**Exercise objective:** Repeat each record below exactly, dropping the pictures.

**Data for processing:**
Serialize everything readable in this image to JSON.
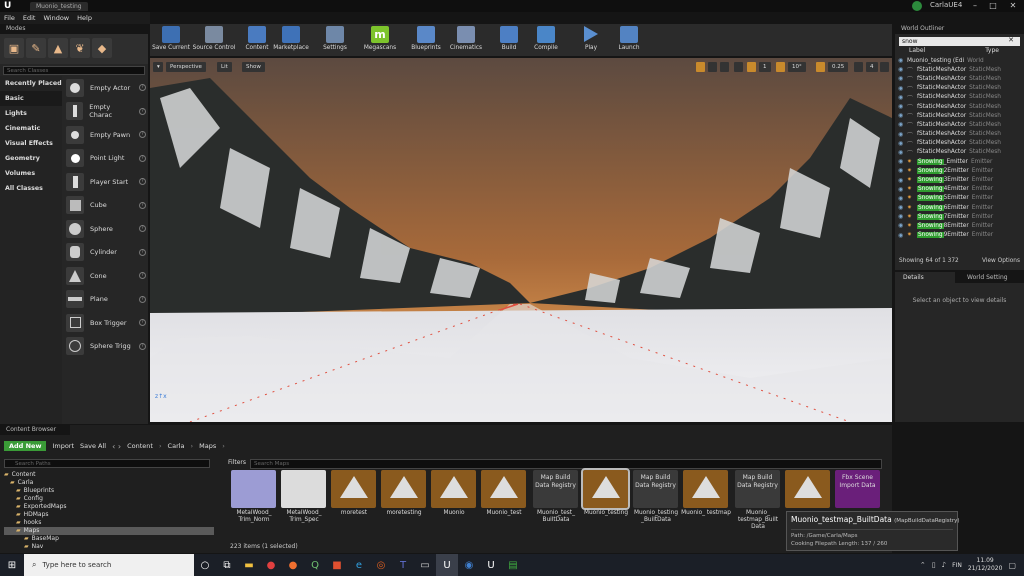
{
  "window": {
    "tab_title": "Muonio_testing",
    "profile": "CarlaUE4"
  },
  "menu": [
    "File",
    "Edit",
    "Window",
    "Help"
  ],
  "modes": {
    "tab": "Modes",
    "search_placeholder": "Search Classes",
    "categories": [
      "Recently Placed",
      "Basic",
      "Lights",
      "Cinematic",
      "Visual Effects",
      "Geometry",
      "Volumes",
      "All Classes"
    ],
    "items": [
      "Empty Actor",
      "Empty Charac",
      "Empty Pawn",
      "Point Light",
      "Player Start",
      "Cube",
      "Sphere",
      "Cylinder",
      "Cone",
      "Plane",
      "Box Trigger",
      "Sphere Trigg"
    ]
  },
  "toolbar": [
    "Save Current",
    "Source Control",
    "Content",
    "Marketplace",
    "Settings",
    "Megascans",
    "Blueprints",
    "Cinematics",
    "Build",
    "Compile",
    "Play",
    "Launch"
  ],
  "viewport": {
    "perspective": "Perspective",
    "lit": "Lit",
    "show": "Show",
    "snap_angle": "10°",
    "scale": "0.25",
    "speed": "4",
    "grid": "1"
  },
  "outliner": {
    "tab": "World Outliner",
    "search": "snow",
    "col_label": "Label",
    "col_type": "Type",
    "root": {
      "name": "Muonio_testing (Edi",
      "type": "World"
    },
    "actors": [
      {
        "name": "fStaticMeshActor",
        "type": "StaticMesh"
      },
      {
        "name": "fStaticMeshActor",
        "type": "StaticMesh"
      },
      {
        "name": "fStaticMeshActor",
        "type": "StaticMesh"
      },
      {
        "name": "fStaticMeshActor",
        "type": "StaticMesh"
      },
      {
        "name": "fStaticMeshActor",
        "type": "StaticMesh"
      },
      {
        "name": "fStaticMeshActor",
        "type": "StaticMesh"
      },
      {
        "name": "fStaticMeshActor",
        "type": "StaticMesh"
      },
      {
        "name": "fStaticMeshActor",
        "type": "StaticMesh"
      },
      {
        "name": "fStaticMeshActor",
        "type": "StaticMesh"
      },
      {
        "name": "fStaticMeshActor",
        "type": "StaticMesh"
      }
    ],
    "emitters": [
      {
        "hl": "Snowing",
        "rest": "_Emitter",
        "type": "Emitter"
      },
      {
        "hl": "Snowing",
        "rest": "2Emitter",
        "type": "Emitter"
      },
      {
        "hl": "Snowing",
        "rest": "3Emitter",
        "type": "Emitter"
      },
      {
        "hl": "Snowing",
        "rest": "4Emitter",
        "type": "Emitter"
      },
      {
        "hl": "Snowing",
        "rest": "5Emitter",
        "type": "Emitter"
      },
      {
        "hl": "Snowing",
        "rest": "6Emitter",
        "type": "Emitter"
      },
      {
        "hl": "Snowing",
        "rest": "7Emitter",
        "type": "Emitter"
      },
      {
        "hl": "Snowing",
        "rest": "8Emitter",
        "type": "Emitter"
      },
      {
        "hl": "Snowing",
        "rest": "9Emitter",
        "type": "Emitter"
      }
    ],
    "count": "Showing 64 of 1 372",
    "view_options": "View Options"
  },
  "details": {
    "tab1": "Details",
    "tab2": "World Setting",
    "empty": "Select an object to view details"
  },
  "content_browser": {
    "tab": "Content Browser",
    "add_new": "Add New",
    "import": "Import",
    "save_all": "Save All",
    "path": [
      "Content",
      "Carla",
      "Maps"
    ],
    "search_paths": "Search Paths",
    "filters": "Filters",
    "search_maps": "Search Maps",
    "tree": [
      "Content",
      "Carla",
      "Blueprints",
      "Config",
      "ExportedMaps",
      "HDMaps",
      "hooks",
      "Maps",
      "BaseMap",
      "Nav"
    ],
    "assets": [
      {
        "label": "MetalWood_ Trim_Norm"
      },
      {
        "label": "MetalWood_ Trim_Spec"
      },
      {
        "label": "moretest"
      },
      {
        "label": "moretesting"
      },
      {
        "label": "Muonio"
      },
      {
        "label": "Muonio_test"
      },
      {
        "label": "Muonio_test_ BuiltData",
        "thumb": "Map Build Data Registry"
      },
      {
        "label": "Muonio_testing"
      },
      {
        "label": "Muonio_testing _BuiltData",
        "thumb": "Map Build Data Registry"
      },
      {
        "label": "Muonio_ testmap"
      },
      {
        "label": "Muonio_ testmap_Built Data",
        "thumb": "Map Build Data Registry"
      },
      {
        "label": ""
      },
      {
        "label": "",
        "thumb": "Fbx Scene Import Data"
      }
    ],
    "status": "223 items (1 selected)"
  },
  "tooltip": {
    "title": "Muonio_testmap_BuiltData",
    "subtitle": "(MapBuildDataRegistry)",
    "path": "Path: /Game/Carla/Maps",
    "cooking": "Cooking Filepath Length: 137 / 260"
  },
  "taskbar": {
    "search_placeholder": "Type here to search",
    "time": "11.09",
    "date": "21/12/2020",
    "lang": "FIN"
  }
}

**The completed task:**
Serialize everything readable in this image to JSON.
{
  "window": {
    "tab_title": "Muonio_testing",
    "profile": "CarlaUE4"
  },
  "menu": [
    "File",
    "Edit",
    "Window",
    "Help"
  ],
  "modes": {
    "tab": "Modes",
    "search_placeholder": "Search Classes",
    "categories": [
      "Recently Placed",
      "Basic",
      "Lights",
      "Cinematic",
      "Visual Effects",
      "Geometry",
      "Volumes",
      "All Classes"
    ],
    "items": [
      "Empty Actor",
      "Empty Charac",
      "Empty Pawn",
      "Point Light",
      "Player Start",
      "Cube",
      "Sphere",
      "Cylinder",
      "Cone",
      "Plane",
      "Box Trigger",
      "Sphere Trigg"
    ]
  },
  "toolbar": [
    "Save Current",
    "Source Control",
    "Content",
    "Marketplace",
    "Settings",
    "Megascans",
    "Blueprints",
    "Cinematics",
    "Build",
    "Compile",
    "Play",
    "Launch"
  ],
  "viewport": {
    "perspective": "Perspective",
    "lit": "Lit",
    "show": "Show",
    "snap_angle": "10°",
    "scale": "0.25",
    "speed": "4",
    "grid": "1"
  },
  "outliner": {
    "tab": "World Outliner",
    "search": "snow",
    "col_label": "Label",
    "col_type": "Type",
    "root": {
      "name": "Muonio_testing (Edi",
      "type": "World"
    },
    "actors": [
      {
        "name": "fStaticMeshActor",
        "type": "StaticMesh"
      },
      {
        "name": "fStaticMeshActor",
        "type": "StaticMesh"
      },
      {
        "name": "fStaticMeshActor",
        "type": "StaticMesh"
      },
      {
        "name": "fStaticMeshActor",
        "type": "StaticMesh"
      },
      {
        "name": "fStaticMeshActor",
        "type": "StaticMesh"
      },
      {
        "name": "fStaticMeshActor",
        "type": "StaticMesh"
      },
      {
        "name": "fStaticMeshActor",
        "type": "StaticMesh"
      },
      {
        "name": "fStaticMeshActor",
        "type": "StaticMesh"
      },
      {
        "name": "fStaticMeshActor",
        "type": "StaticMesh"
      },
      {
        "name": "fStaticMeshActor",
        "type": "StaticMesh"
      }
    ],
    "emitters": [
      {
        "hl": "Snowing",
        "rest": "_Emitter",
        "type": "Emitter"
      },
      {
        "hl": "Snowing",
        "rest": "2Emitter",
        "type": "Emitter"
      },
      {
        "hl": "Snowing",
        "rest": "3Emitter",
        "type": "Emitter"
      },
      {
        "hl": "Snowing",
        "rest": "4Emitter",
        "type": "Emitter"
      },
      {
        "hl": "Snowing",
        "rest": "5Emitter",
        "type": "Emitter"
      },
      {
        "hl": "Snowing",
        "rest": "6Emitter",
        "type": "Emitter"
      },
      {
        "hl": "Snowing",
        "rest": "7Emitter",
        "type": "Emitter"
      },
      {
        "hl": "Snowing",
        "rest": "8Emitter",
        "type": "Emitter"
      },
      {
        "hl": "Snowing",
        "rest": "9Emitter",
        "type": "Emitter"
      }
    ],
    "count": "Showing 64 of 1 372",
    "view_options": "View Options"
  },
  "details": {
    "tab1": "Details",
    "tab2": "World Setting",
    "empty": "Select an object to view details"
  },
  "content_browser": {
    "tab": "Content Browser",
    "add_new": "Add New",
    "import": "Import",
    "save_all": "Save All",
    "path": [
      "Content",
      "Carla",
      "Maps"
    ],
    "search_paths": "Search Paths",
    "filters": "Filters",
    "search_maps": "Search Maps",
    "tree": [
      "Content",
      "Carla",
      "Blueprints",
      "Config",
      "ExportedMaps",
      "HDMaps",
      "hooks",
      "Maps",
      "BaseMap",
      "Nav"
    ],
    "assets": [
      {
        "label": "MetalWood_ Trim_Norm"
      },
      {
        "label": "MetalWood_ Trim_Spec"
      },
      {
        "label": "moretest"
      },
      {
        "label": "moretesting"
      },
      {
        "label": "Muonio"
      },
      {
        "label": "Muonio_test"
      },
      {
        "label": "Muonio_test_ BuiltData",
        "thumb": "Map Build Data Registry"
      },
      {
        "label": "Muonio_testing"
      },
      {
        "label": "Muonio_testing _BuiltData",
        "thumb": "Map Build Data Registry"
      },
      {
        "label": "Muonio_ testmap"
      },
      {
        "label": "Muonio_ testmap_Built Data",
        "thumb": "Map Build Data Registry"
      },
      {
        "label": ""
      },
      {
        "label": "",
        "thumb": "Fbx Scene Import Data"
      }
    ],
    "status": "223 items (1 selected)"
  },
  "tooltip": {
    "title": "Muonio_testmap_BuiltData",
    "subtitle": "(MapBuildDataRegistry)",
    "path": "Path: /Game/Carla/Maps",
    "cooking": "Cooking Filepath Length: 137 / 260"
  },
  "taskbar": {
    "search_placeholder": "Type here to search",
    "time": "11.09",
    "date": "21/12/2020",
    "lang": "FIN"
  }
}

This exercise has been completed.